* Written task: Give the number of lines in the data that contain "source", and nothing more.

* Information provided:
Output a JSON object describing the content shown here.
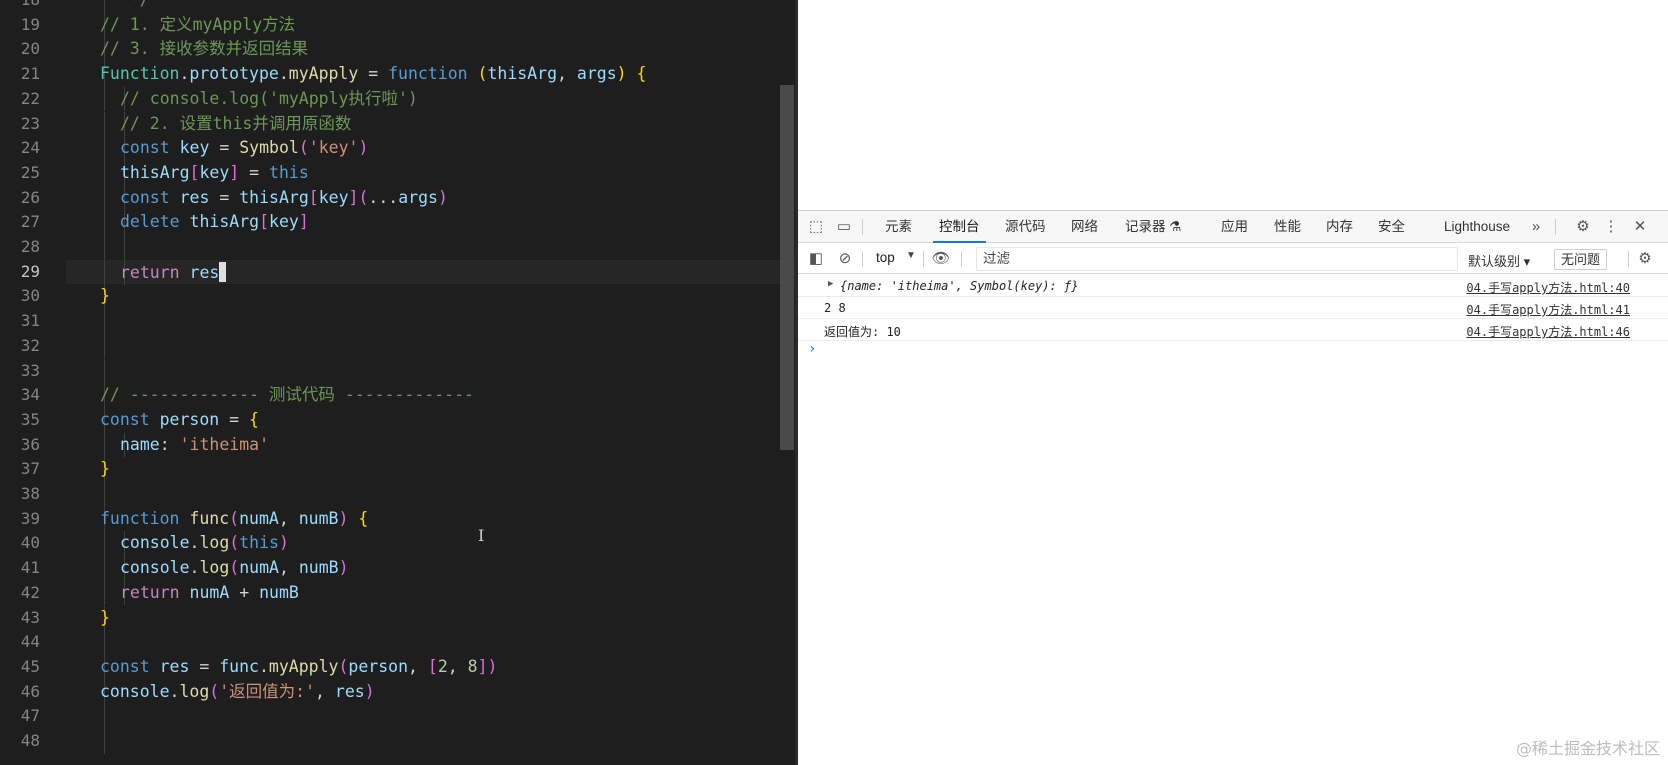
{
  "editor": {
    "colors": {
      "keyword": "#569cd6",
      "control": "#c586c0",
      "function": "#dcdcaa",
      "variable": "#9cdcfe",
      "string": "#ce9178",
      "comment": "#6a9955",
      "number": "#b5cea8",
      "type": "#4ec9b0",
      "brace": "#ffd700",
      "paren": "#da70d6",
      "plain": "#d4d4d4"
    },
    "active_line": "29",
    "lines": [
      {
        "n": "18",
        "i": 1,
        "t": [
          [
            "comment",
            " * */"
          ]
        ]
      },
      {
        "n": "19",
        "i": 1,
        "t": [
          [
            "comment",
            "// 1. 定义myApply方法"
          ]
        ]
      },
      {
        "n": "20",
        "i": 1,
        "t": [
          [
            "comment",
            "// 3. 接收参数并返回结果"
          ]
        ]
      },
      {
        "n": "21",
        "i": 1,
        "t": [
          [
            "type",
            "Function"
          ],
          [
            "plain",
            "."
          ],
          [
            "variable",
            "prototype"
          ],
          [
            "plain",
            "."
          ],
          [
            "function",
            "myApply"
          ],
          [
            "plain",
            " = "
          ],
          [
            "keyword",
            "function"
          ],
          [
            "plain",
            " "
          ],
          [
            "brace",
            "("
          ],
          [
            "variable",
            "thisArg"
          ],
          [
            "plain",
            ", "
          ],
          [
            "variable",
            "args"
          ],
          [
            "brace",
            ")"
          ],
          [
            "plain",
            " "
          ],
          [
            "brace",
            "{"
          ]
        ]
      },
      {
        "n": "22",
        "i": 2,
        "t": [
          [
            "comment",
            "// console.log('myApply执行啦')"
          ]
        ]
      },
      {
        "n": "23",
        "i": 2,
        "t": [
          [
            "comment",
            "// 2. 设置this并调用原函数"
          ]
        ]
      },
      {
        "n": "24",
        "i": 2,
        "t": [
          [
            "keyword",
            "const"
          ],
          [
            "plain",
            " "
          ],
          [
            "variable",
            "key"
          ],
          [
            "plain",
            " = "
          ],
          [
            "function",
            "Symbol"
          ],
          [
            "paren",
            "("
          ],
          [
            "string",
            "'key'"
          ],
          [
            "paren",
            ")"
          ]
        ]
      },
      {
        "n": "25",
        "i": 2,
        "t": [
          [
            "variable",
            "thisArg"
          ],
          [
            "paren",
            "["
          ],
          [
            "variable",
            "key"
          ],
          [
            "paren",
            "]"
          ],
          [
            "plain",
            " = "
          ],
          [
            "keyword",
            "this"
          ]
        ]
      },
      {
        "n": "26",
        "i": 2,
        "t": [
          [
            "keyword",
            "const"
          ],
          [
            "plain",
            " "
          ],
          [
            "variable",
            "res"
          ],
          [
            "plain",
            " = "
          ],
          [
            "variable",
            "thisArg"
          ],
          [
            "paren",
            "["
          ],
          [
            "variable",
            "key"
          ],
          [
            "paren",
            "]"
          ],
          [
            "paren",
            "("
          ],
          [
            "plain",
            "..."
          ],
          [
            "variable",
            "args"
          ],
          [
            "paren",
            ")"
          ]
        ]
      },
      {
        "n": "27",
        "i": 2,
        "t": [
          [
            "keyword",
            "delete"
          ],
          [
            "plain",
            " "
          ],
          [
            "variable",
            "thisArg"
          ],
          [
            "paren",
            "["
          ],
          [
            "variable",
            "key"
          ],
          [
            "paren",
            "]"
          ]
        ]
      },
      {
        "n": "28",
        "i": 2,
        "t": []
      },
      {
        "n": "29",
        "i": 2,
        "t": [
          [
            "control",
            "return"
          ],
          [
            "plain",
            " "
          ],
          [
            "variable",
            "res"
          ]
        ],
        "cursor": true
      },
      {
        "n": "30",
        "i": 1,
        "t": [
          [
            "brace",
            "}"
          ]
        ]
      },
      {
        "n": "31",
        "i": 1,
        "t": []
      },
      {
        "n": "32",
        "i": 1,
        "t": []
      },
      {
        "n": "33",
        "i": 1,
        "t": []
      },
      {
        "n": "34",
        "i": 1,
        "t": [
          [
            "comment",
            "// ------------- 测试代码 -------------"
          ]
        ]
      },
      {
        "n": "35",
        "i": 1,
        "t": [
          [
            "keyword",
            "const"
          ],
          [
            "plain",
            " "
          ],
          [
            "variable",
            "person"
          ],
          [
            "plain",
            " = "
          ],
          [
            "brace",
            "{"
          ]
        ]
      },
      {
        "n": "36",
        "i": 2,
        "t": [
          [
            "variable",
            "name"
          ],
          [
            "plain",
            ": "
          ],
          [
            "string",
            "'itheima'"
          ]
        ]
      },
      {
        "n": "37",
        "i": 1,
        "t": [
          [
            "brace",
            "}"
          ]
        ]
      },
      {
        "n": "38",
        "i": 1,
        "t": []
      },
      {
        "n": "39",
        "i": 1,
        "t": [
          [
            "keyword",
            "function"
          ],
          [
            "plain",
            " "
          ],
          [
            "function",
            "func"
          ],
          [
            "paren",
            "("
          ],
          [
            "variable",
            "numA"
          ],
          [
            "plain",
            ", "
          ],
          [
            "variable",
            "numB"
          ],
          [
            "paren",
            ")"
          ],
          [
            "plain",
            " "
          ],
          [
            "brace",
            "{"
          ]
        ]
      },
      {
        "n": "40",
        "i": 2,
        "t": [
          [
            "variable",
            "console"
          ],
          [
            "plain",
            "."
          ],
          [
            "function",
            "log"
          ],
          [
            "paren",
            "("
          ],
          [
            "keyword",
            "this"
          ],
          [
            "paren",
            ")"
          ]
        ]
      },
      {
        "n": "41",
        "i": 2,
        "t": [
          [
            "variable",
            "console"
          ],
          [
            "plain",
            "."
          ],
          [
            "function",
            "log"
          ],
          [
            "paren",
            "("
          ],
          [
            "variable",
            "numA"
          ],
          [
            "plain",
            ", "
          ],
          [
            "variable",
            "numB"
          ],
          [
            "paren",
            ")"
          ]
        ]
      },
      {
        "n": "42",
        "i": 2,
        "t": [
          [
            "control",
            "return"
          ],
          [
            "plain",
            " "
          ],
          [
            "variable",
            "numA"
          ],
          [
            "plain",
            " + "
          ],
          [
            "variable",
            "numB"
          ]
        ]
      },
      {
        "n": "43",
        "i": 1,
        "t": [
          [
            "brace",
            "}"
          ]
        ]
      },
      {
        "n": "44",
        "i": 1,
        "t": []
      },
      {
        "n": "45",
        "i": 1,
        "t": [
          [
            "keyword",
            "const"
          ],
          [
            "plain",
            " "
          ],
          [
            "variable",
            "res"
          ],
          [
            "plain",
            " = "
          ],
          [
            "variable",
            "func"
          ],
          [
            "plain",
            "."
          ],
          [
            "function",
            "myApply"
          ],
          [
            "paren",
            "("
          ],
          [
            "variable",
            "person"
          ],
          [
            "plain",
            ", "
          ],
          [
            "paren",
            "["
          ],
          [
            "number",
            "2"
          ],
          [
            "plain",
            ", "
          ],
          [
            "number",
            "8"
          ],
          [
            "paren",
            "]"
          ],
          [
            "paren",
            ")"
          ]
        ]
      },
      {
        "n": "46",
        "i": 1,
        "t": [
          [
            "variable",
            "console"
          ],
          [
            "plain",
            "."
          ],
          [
            "function",
            "log"
          ],
          [
            "paren",
            "("
          ],
          [
            "string",
            "'返回值为:'"
          ],
          [
            "plain",
            ", "
          ],
          [
            "variable",
            "res"
          ],
          [
            "paren",
            ")"
          ]
        ]
      },
      {
        "n": "47",
        "i": 1,
        "t": []
      },
      {
        "n": "48",
        "i": 1,
        "t": []
      }
    ]
  },
  "devtools": {
    "tabs": [
      "元素",
      "控制台",
      "源代码",
      "网络",
      "记录器 ⚗",
      "应用",
      "性能",
      "内存",
      "安全",
      "Lighthouse"
    ],
    "active_tab": "控制台",
    "more_tabs_icon": "»",
    "context_label": "top",
    "filter_placeholder": "过滤",
    "level_label": "默认级别 ▾",
    "issues_label": "无问题",
    "messages": [
      {
        "text": "{name: 'itheima', Symbol(key): ƒ}",
        "source": "04.手写apply方法.html:40",
        "expandable": true
      },
      {
        "text": "2 8",
        "source": "04.手写apply方法.html:41",
        "expandable": false
      },
      {
        "text": "返回值为: 10",
        "source": "04.手写apply方法.html:46",
        "expandable": false
      }
    ],
    "prompt": "›"
  },
  "watermark": "@稀土掘金技术社区"
}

* Full output: 3